Given instruction » From the entries below, pull out each line where "green" appears.

━━━━━ Records for the exercise

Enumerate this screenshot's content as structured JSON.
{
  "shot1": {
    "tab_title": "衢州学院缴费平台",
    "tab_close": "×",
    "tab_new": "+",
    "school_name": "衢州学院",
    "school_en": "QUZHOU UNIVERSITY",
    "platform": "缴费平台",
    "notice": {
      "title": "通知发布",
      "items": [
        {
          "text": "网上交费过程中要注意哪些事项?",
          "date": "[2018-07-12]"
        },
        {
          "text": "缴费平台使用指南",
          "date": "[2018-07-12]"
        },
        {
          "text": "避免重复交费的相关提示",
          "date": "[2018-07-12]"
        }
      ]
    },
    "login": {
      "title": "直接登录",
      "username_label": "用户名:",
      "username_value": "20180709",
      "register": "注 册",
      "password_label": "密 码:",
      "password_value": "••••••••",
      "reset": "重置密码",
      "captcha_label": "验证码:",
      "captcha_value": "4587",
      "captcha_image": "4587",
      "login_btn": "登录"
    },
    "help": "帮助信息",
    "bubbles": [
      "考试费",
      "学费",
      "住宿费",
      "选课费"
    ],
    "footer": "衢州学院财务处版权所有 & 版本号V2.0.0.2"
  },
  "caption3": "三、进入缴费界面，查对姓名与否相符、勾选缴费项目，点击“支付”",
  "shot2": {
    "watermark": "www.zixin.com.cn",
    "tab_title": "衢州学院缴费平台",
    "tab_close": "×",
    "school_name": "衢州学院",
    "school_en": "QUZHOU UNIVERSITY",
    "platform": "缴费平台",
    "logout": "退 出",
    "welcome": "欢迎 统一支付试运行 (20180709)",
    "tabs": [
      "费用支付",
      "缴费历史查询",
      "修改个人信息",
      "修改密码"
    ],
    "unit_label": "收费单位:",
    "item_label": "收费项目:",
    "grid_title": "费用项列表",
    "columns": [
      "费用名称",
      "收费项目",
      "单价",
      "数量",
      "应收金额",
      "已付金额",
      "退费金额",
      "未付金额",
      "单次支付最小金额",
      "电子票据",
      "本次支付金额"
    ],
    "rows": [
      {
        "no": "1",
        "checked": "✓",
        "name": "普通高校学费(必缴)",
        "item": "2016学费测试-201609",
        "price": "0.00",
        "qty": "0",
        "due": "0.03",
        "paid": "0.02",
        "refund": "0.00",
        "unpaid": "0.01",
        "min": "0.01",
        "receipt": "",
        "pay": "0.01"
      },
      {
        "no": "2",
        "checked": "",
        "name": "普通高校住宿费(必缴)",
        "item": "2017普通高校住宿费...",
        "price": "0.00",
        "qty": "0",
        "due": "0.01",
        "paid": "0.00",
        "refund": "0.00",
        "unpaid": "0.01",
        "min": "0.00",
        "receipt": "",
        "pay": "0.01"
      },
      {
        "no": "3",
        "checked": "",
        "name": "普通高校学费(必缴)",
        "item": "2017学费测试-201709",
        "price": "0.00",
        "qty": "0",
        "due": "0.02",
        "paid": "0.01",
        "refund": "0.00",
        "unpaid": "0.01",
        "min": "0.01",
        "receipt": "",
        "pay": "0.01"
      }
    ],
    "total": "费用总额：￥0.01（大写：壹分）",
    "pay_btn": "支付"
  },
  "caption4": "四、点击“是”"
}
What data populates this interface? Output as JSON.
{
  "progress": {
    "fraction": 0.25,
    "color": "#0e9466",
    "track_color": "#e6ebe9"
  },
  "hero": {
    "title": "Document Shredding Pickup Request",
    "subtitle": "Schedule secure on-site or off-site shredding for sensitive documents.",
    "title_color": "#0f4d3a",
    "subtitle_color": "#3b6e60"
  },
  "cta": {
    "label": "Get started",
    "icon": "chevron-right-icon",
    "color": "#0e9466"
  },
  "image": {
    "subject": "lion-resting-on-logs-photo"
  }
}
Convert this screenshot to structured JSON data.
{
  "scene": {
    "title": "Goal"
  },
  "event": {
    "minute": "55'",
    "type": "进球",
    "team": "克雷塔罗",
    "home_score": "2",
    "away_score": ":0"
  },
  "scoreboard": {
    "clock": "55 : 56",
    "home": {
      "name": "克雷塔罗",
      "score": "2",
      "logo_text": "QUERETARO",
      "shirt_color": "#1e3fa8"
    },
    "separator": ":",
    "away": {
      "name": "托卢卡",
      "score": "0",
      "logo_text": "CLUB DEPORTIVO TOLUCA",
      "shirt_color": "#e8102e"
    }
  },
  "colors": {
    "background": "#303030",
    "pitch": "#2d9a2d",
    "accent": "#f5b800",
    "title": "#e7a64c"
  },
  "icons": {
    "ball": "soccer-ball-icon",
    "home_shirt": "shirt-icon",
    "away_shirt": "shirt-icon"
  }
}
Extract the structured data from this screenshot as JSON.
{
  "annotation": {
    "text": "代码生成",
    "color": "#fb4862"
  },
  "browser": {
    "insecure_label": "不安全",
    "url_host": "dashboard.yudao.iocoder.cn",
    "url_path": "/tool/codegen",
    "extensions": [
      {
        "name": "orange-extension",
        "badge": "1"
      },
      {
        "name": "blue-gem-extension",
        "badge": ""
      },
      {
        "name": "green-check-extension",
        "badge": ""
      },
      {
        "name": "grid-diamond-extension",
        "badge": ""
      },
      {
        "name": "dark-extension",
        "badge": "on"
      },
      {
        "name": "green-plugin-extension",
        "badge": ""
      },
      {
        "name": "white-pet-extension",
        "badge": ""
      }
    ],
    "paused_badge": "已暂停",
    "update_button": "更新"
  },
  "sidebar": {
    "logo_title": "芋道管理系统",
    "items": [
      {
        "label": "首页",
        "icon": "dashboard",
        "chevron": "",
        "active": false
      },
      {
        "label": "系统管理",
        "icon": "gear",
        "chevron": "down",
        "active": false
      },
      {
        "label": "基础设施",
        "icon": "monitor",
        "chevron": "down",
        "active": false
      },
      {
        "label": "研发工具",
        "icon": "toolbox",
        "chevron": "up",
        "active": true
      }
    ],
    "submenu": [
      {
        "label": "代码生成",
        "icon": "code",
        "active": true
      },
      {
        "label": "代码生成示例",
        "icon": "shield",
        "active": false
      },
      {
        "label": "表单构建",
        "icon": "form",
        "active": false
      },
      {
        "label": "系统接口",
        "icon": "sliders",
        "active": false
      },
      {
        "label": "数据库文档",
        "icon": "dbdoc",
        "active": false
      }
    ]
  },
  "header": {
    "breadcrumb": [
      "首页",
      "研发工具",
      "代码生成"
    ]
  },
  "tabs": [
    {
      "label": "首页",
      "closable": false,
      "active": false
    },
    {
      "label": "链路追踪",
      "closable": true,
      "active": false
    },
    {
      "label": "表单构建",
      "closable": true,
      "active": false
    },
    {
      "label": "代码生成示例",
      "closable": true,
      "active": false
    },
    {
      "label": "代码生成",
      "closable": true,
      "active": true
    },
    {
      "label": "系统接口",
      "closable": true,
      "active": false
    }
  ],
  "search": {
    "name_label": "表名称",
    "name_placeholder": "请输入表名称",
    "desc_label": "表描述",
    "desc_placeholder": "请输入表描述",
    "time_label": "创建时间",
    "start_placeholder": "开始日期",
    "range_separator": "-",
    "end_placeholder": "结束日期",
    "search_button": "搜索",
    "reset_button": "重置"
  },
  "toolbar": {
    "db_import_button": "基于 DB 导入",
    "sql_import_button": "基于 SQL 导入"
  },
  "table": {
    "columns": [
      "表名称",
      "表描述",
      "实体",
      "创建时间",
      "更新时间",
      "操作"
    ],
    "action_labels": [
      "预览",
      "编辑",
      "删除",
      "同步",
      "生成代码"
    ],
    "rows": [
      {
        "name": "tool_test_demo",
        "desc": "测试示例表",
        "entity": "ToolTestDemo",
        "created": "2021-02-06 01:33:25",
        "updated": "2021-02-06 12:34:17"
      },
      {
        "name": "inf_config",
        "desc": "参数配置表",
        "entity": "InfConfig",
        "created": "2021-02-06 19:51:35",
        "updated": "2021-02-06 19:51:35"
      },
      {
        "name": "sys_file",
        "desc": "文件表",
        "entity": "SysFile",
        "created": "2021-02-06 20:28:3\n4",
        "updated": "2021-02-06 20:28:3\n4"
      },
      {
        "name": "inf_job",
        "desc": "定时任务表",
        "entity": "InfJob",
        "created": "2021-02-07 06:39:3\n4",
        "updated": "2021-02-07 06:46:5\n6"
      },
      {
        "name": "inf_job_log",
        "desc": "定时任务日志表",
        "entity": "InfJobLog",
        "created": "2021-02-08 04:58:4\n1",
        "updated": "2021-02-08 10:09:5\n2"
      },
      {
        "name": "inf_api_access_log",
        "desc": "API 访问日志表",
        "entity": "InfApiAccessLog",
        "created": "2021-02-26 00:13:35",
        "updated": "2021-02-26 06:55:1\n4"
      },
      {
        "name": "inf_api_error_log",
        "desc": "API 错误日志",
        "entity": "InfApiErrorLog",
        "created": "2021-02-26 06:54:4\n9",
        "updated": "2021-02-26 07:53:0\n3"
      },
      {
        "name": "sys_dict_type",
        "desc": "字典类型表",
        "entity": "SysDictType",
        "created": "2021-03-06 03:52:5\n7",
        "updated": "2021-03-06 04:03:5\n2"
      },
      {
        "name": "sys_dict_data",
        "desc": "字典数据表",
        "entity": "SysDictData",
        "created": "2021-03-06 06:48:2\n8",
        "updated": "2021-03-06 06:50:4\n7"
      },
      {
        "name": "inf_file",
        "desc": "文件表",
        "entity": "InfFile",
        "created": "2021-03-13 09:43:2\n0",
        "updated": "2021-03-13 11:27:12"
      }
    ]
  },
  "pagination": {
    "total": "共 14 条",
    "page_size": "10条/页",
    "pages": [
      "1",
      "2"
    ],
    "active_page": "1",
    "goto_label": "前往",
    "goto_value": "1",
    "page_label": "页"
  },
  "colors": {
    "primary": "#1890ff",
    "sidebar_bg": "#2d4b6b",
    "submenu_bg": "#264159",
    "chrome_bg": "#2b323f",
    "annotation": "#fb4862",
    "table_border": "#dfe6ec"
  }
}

━━━━━━━━━━

Complete answer »
        "name": "green-check-extension",
        "name": "green-plugin-extension",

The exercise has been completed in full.